Write out each entry again. Keep every word exactly as it is.

### INPUT ROWS

---

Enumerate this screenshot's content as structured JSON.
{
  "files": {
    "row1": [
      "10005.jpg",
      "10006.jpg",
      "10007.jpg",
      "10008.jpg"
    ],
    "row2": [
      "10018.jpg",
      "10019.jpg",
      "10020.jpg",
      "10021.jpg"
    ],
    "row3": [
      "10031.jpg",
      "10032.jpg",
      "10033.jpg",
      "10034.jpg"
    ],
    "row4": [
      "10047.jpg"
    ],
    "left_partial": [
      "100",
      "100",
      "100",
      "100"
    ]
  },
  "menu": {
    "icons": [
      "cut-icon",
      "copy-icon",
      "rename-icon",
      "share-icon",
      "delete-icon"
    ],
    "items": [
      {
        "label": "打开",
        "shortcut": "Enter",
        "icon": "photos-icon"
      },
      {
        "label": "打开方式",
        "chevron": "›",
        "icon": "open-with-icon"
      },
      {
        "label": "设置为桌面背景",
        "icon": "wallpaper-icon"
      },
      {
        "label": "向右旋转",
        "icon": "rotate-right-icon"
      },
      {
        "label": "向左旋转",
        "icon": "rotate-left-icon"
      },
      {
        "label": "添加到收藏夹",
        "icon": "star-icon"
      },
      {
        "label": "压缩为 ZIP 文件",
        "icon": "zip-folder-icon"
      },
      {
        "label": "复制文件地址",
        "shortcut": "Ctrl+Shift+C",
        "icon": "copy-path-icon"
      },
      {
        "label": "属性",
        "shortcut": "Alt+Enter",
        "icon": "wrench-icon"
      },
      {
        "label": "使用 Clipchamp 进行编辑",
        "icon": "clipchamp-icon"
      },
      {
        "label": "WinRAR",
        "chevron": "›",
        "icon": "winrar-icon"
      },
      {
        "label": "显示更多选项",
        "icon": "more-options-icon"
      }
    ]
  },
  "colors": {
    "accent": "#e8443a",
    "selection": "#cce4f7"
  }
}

---

### RESPONSE BELOW
Enumerate this screenshot's content as structured JSON.
{
  "files": {
    "row1": [
      "10005.jpg",
      "10006.jpg",
      "10007.jpg",
      "10008.jpg"
    ],
    "row2": [
      "10018.jpg",
      "10019.jpg",
      "10020.jpg",
      "10021.jpg"
    ],
    "row3": [
      "10031.jpg",
      "10032.jpg",
      "10033.jpg",
      "10034.jpg"
    ],
    "row4": [
      "10047.jpg"
    ],
    "left_partial": [
      "100",
      "100",
      "100",
      "100"
    ]
  },
  "menu": {
    "icons": [
      "cut-icon",
      "copy-icon",
      "rename-icon",
      "share-icon",
      "delete-icon"
    ],
    "items": [
      {
        "label": "打开",
        "shortcut": "Enter",
        "icon": "photos-icon"
      },
      {
        "label": "打开方式",
        "chevron": "›",
        "icon": "open-with-icon"
      },
      {
        "label": "设置为桌面背景",
        "icon": "wallpaper-icon"
      },
      {
        "label": "向右旋转",
        "icon": "rotate-right-icon"
      },
      {
        "label": "向左旋转",
        "icon": "rotate-left-icon"
      },
      {
        "label": "添加到收藏夹",
        "icon": "star-icon"
      },
      {
        "label": "压缩为 ZIP 文件",
        "icon": "zip-folder-icon"
      },
      {
        "label": "复制文件地址",
        "shortcut": "Ctrl+Shift+C",
        "icon": "copy-path-icon"
      },
      {
        "label": "属性",
        "shortcut": "Alt+Enter",
        "icon": "wrench-icon"
      },
      {
        "label": "使用 Clipchamp 进行编辑",
        "icon": "clipchamp-icon"
      },
      {
        "label": "WinRAR",
        "chevron": "›",
        "icon": "winrar-icon"
      },
      {
        "label": "显示更多选项",
        "icon": "more-options-icon"
      }
    ]
  },
  "colors": {
    "accent": "#e8443a",
    "selection": "#cce4f7"
  }
}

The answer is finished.